(WHAT YOU NEED TO DO): Collect every line of the records below that contains the word "Cloud".

Data entries
Begin

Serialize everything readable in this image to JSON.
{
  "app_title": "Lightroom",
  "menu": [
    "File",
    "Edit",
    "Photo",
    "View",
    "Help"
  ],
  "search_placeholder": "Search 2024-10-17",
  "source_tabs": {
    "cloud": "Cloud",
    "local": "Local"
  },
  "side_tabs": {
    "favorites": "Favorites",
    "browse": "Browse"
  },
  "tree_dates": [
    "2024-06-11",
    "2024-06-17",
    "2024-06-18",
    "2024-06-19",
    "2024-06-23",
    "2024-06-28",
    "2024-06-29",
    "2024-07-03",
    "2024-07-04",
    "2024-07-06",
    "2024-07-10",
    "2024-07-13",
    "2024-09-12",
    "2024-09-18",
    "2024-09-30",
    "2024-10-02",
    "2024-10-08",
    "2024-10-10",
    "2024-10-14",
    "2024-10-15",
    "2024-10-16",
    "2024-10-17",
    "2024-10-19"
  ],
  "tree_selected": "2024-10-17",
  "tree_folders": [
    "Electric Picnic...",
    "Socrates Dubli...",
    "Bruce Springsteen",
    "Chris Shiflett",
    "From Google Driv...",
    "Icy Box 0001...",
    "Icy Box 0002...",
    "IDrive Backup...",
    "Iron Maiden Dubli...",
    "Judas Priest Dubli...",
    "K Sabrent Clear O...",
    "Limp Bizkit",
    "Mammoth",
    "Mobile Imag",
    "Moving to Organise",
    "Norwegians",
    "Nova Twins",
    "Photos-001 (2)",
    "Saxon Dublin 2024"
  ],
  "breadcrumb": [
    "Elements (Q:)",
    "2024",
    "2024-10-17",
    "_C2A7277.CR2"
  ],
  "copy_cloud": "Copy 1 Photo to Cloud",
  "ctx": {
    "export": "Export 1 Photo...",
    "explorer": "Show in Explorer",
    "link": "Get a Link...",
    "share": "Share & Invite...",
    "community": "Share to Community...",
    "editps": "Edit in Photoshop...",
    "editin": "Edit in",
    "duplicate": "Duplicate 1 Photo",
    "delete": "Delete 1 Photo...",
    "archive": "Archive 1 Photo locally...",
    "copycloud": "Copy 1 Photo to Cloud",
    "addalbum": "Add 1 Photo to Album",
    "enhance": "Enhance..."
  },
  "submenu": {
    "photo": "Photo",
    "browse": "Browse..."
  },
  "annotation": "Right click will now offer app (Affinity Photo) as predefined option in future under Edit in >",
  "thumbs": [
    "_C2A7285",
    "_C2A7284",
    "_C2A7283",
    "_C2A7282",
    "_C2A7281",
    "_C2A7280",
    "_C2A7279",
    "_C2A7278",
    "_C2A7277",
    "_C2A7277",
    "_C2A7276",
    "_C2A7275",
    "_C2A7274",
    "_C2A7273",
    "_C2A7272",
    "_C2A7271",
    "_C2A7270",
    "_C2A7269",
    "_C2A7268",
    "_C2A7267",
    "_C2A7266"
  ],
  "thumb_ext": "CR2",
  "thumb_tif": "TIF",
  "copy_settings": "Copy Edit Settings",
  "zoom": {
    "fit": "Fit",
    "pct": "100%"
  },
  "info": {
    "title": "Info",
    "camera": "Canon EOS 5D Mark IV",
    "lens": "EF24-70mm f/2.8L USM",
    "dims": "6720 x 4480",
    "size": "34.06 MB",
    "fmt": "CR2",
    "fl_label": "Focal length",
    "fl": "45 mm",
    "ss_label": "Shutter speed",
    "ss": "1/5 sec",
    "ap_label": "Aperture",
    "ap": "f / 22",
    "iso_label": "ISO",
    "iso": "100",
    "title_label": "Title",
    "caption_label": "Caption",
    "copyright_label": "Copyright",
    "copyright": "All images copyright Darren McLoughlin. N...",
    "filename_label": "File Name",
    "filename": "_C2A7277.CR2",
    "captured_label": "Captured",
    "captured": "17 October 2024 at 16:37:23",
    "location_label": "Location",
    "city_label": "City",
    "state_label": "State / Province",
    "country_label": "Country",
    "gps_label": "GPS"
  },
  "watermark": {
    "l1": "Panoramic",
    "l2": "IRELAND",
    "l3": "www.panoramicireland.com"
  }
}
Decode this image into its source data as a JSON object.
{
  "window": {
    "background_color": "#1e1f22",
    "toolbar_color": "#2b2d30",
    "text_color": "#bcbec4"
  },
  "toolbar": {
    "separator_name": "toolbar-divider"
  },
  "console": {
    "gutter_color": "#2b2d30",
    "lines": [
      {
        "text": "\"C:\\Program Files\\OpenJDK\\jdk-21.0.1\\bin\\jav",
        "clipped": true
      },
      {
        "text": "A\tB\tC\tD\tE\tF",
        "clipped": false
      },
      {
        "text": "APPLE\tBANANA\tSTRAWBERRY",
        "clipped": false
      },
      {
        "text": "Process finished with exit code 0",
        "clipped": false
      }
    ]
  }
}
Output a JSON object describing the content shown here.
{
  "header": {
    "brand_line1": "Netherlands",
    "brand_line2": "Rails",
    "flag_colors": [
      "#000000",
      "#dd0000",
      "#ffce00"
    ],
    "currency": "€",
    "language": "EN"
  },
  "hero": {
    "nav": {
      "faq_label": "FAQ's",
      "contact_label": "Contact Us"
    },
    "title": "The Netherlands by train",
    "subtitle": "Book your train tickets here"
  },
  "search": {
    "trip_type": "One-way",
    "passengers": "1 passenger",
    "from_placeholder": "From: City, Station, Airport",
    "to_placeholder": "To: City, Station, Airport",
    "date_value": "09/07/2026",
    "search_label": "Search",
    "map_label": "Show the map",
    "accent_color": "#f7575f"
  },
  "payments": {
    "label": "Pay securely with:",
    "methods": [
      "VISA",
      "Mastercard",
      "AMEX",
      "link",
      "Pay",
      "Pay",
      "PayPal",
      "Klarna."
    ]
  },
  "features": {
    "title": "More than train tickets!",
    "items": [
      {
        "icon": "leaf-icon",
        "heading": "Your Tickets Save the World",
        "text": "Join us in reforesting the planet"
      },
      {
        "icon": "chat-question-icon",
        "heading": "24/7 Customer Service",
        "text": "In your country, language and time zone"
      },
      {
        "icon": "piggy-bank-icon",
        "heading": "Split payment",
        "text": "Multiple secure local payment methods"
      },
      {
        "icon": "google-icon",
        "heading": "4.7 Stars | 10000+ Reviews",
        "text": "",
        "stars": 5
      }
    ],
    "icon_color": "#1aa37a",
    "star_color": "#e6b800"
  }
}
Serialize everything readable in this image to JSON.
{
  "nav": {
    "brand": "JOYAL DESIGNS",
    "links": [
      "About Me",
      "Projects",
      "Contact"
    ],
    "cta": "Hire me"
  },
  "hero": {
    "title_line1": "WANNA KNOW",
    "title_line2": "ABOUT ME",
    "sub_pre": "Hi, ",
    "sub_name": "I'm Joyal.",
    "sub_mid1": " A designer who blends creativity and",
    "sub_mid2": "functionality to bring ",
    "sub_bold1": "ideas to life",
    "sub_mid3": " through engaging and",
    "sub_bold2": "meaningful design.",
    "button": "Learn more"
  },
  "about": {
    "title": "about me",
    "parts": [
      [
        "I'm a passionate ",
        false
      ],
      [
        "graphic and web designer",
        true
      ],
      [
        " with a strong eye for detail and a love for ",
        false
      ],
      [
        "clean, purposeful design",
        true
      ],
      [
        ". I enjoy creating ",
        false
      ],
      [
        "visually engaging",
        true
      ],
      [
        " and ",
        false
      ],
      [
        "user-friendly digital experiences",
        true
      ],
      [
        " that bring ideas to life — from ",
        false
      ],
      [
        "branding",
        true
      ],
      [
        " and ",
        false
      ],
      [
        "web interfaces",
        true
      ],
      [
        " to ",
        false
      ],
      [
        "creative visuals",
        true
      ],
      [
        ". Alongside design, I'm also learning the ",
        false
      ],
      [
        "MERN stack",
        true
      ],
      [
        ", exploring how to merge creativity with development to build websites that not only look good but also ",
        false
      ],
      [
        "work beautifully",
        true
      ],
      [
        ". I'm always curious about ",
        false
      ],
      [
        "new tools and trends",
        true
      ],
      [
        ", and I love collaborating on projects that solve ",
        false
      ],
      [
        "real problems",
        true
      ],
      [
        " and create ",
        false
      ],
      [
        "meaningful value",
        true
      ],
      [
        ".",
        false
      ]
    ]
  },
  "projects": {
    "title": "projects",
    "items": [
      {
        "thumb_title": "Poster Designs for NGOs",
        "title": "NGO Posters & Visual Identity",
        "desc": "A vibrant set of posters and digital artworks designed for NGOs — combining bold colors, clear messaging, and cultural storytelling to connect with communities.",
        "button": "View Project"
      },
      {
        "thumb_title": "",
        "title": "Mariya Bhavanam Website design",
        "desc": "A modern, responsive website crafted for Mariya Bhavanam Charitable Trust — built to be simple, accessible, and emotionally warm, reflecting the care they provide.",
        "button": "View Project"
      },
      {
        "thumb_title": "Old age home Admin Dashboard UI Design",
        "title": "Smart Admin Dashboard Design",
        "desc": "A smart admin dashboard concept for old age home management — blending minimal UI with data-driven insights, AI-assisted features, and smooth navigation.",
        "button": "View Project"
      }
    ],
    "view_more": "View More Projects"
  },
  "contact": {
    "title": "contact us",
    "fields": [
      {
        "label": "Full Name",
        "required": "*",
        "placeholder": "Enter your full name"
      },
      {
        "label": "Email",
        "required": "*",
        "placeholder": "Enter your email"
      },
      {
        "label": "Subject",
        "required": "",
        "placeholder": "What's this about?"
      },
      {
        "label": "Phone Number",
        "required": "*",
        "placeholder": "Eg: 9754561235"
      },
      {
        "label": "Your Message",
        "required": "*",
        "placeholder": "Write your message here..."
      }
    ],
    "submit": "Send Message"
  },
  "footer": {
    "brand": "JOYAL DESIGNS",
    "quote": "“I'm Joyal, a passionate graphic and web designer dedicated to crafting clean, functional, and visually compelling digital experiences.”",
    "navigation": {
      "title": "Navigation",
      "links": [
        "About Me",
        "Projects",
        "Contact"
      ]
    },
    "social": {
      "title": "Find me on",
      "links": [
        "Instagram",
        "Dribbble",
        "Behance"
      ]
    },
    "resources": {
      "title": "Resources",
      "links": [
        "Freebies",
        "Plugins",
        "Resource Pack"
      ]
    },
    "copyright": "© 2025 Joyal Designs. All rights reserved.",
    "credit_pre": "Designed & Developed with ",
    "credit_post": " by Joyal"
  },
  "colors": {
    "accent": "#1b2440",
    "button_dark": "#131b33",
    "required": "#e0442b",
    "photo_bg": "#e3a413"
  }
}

End

(EXERCISE OUTPUT):
    "cloud": "Cloud",
  "copy_cloud": "Copy 1 Photo to Cloud",
    "copycloud": "Copy 1 Photo to Cloud",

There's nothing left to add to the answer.